= Texto de referência =
++++++
Muitas têm sido as vozes, maioritariamente do setor empresarial, que afirmam que o OE2022 foi pouco ambicioso. Pessoalmente, até percebo algumas dessas vozes, até porque acredito que as empresas são o motor de qualquer economia, pois são estas que criam riqueza e emprego para o País, e por isso estimular, pela via fiscal, o setor empresarial é estar a apostar de uma forma segura no crescimento da economia e no futuro do País.

No entanto, o Governo sempre disse que o Orçamento que ia apresentar era o mesmo que tinha sido chumbado em outubro de 2021 e que o foco principal seriam as famílias. E foi com esse Orçamento, e com esse discurso, que o partido que suporta o Governo se apresentou nas eleições legislativas realizadas no dia 30 de janeiro de 2022, tendo tal facto sido sufragado de forma muito expressiva pelos Portugueses, através de uma maioria absoluta parlamentar.

O cenário macroeconómico que o Governo tem pela frente é muito incerto, sendo essa a única certeza que temos neste momento. De facto, as várias ondas de choque a que temos vindo a assistir nos últimos tempos, nomeadamente ao nível do custo das matérias primas (v.g. petróleo e cereais), custos de energia, início de uma pressão sobre os mercados financeiros, que certamente irão projetar um aumento das taxas de juro, são tudo realidades atuais. Tudo isto tem vindo a contribuir para uma escalada dos preços e daí que se verifique atualmente uma taxa de inflação elevada, sem precedentes nas últimas décadas. Acresce ainda o facto de não se poder ignorar o impacto que ainda poderemos vir a ter com a proliferação recente da pandemia da Covid-19 em Portugal. Portanto, e em suma, é legítimo questionar se o OE2022 contempla uma elasticidade suficientemente ampla que possa acomodar todos estes efeitos.
++++++
= Instruções do exercício =
A. Reproduza o trecho do texto sobre o OE2022 que vai de "No entanto, o" até "maioria absoluta parlamentar.", inclusive, trocando "Governo" por "Executivo".
B. Dê seguimento ao texto sobre o OE2022 a partir da última frase apresentada.
++++++
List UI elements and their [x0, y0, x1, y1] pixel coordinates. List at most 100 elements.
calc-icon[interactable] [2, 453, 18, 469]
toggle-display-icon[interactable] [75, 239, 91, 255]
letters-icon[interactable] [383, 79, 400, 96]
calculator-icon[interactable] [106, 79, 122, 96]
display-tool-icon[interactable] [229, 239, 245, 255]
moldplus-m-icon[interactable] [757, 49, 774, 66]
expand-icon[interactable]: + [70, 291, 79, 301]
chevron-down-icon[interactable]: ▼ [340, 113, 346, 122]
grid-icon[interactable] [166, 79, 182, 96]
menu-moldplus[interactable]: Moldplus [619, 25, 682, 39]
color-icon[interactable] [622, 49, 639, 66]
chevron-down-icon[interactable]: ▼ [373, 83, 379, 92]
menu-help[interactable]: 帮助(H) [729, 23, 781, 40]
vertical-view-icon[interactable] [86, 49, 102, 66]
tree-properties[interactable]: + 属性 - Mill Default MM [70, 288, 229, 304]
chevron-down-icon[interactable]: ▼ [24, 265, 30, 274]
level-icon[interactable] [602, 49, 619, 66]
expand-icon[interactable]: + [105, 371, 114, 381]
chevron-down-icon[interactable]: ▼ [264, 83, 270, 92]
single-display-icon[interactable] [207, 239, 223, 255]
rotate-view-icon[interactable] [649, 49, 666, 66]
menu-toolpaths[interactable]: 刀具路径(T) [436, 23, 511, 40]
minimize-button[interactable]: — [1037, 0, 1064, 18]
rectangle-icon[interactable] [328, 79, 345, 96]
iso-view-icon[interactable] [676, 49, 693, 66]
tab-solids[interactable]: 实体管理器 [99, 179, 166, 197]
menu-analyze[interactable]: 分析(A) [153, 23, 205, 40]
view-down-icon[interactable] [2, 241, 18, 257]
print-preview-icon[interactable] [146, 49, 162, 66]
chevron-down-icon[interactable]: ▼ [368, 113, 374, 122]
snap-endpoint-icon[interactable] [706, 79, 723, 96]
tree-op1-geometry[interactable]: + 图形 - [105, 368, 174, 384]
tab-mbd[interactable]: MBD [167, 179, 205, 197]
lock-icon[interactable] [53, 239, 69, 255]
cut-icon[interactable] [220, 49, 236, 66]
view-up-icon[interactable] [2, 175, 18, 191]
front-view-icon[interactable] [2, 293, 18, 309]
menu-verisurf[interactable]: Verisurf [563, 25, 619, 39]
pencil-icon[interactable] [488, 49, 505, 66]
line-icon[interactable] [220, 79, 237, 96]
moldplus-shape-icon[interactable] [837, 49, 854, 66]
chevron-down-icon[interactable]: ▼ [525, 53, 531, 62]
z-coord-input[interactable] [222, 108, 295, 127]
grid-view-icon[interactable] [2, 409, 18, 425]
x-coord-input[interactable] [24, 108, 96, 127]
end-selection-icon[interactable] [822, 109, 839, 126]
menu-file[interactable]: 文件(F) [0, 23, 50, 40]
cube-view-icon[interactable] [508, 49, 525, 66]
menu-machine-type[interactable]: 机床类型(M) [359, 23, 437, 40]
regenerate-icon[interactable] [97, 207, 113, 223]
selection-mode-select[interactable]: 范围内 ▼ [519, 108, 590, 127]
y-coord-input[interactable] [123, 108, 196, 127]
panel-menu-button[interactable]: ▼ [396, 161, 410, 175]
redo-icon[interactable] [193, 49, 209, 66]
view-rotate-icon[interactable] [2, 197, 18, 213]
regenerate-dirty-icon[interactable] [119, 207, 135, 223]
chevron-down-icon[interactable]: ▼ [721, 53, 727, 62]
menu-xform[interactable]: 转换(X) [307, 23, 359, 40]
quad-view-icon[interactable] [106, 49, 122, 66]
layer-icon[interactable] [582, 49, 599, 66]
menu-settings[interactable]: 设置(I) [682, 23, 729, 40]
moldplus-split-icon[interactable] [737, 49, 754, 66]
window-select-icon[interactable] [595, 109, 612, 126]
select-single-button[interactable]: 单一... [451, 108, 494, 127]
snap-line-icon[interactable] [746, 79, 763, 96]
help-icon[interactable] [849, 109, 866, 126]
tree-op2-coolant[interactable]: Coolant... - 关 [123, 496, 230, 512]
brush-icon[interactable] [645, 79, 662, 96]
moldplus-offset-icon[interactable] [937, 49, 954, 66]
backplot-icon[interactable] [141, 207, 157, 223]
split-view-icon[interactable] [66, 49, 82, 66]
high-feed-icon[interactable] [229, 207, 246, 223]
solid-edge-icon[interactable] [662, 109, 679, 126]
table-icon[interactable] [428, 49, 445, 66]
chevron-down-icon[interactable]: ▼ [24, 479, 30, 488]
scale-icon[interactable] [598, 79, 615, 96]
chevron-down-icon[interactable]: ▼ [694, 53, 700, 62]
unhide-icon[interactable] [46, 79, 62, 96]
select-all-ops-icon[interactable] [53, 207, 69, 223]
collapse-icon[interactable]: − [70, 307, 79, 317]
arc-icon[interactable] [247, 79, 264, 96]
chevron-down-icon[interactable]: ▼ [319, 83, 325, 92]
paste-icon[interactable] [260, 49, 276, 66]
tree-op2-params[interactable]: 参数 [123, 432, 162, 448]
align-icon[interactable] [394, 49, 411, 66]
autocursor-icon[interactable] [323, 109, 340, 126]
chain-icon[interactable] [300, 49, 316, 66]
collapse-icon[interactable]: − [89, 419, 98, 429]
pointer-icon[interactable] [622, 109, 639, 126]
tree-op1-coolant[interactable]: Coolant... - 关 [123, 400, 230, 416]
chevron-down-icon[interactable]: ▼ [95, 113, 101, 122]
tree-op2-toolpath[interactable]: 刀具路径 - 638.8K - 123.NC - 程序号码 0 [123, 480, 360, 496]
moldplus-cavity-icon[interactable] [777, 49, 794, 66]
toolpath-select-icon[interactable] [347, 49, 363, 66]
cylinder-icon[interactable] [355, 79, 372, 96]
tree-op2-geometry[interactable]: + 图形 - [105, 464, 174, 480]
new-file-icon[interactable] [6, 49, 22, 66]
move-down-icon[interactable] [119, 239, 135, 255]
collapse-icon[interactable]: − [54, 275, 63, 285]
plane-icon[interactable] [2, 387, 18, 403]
++++++
= Respostas ao exercício =
A.
No entanto, o Executivo sempre disse que o Orçamento que ia apresentar era o mesmo que tinha sido chumbado em outubro de 2021 e que o foco principal seriam as famílias. E foi com esse Orçamento, e com esse discurso, que o partido que suporta o Executivo se apresentou nas eleições legislativas realizadas no dia 30 de janeiro de 2022, tendo tal facto sido sufragado de forma muito expressiva pelos Portugueses, através de uma maioria absoluta parlamentar.

B.
Ao nível fiscal, as medidas contempladas no OE2022 já foram muito debatidas e discutidas na opinião pública e mesmo em vários fóruns subordinadas a esta temática. Dito isto, deixo aqui apenas uma reflexão, para memória futura, de 3 propostas resultantes da interação que temos ao nível dos vários stakeholders que operam no mercado:

Regime de reporte de prejuízos fiscais
A ideia seria agilizar mais este regime, seja pela via de não impor limites quantitativos e/ou temporais tão restritivos, considerando que o IRC assenta num princípio geral de solidariedade entre exercícios fiscais, seja pela via de flexibilizar ainda mais o regime de manutenção do direito ao reporte de prejuízos fiscais nos casos onde existam alterações na titularidade do capital.

Derrama Estadual
Pensamos que este é o momento de pensar em reduzir (ou mesmo acabar) este tributo. O mesmo, aquando da sua criação, tinha uma natureza excecional e temporária. Contudo, não só isso não se verificou, pois inclusivamente acabou por ser inserido no próprio Código do IRC, como ainda se agravou ao longo dos anos e introduziu uma natureza progressiva no IRC, a qual enferma de uma constitucionalidade duvidosa.

Benefícios fiscais à criação de emprego
Pensar em introduzir um crédito fiscal (via dedução à coleta ou mesmo via dedução ao rendimento tributável, através de uma majoração de custos) para as empresas que criem emprego. Tem vindo a ser dito de forma insistente que no cenário atual isso não faria sentido, nomeadamente pelo facto de o País se encontrar em pleno emprego, pelo que não fará sentido criar um crédito fiscal com esse alcance.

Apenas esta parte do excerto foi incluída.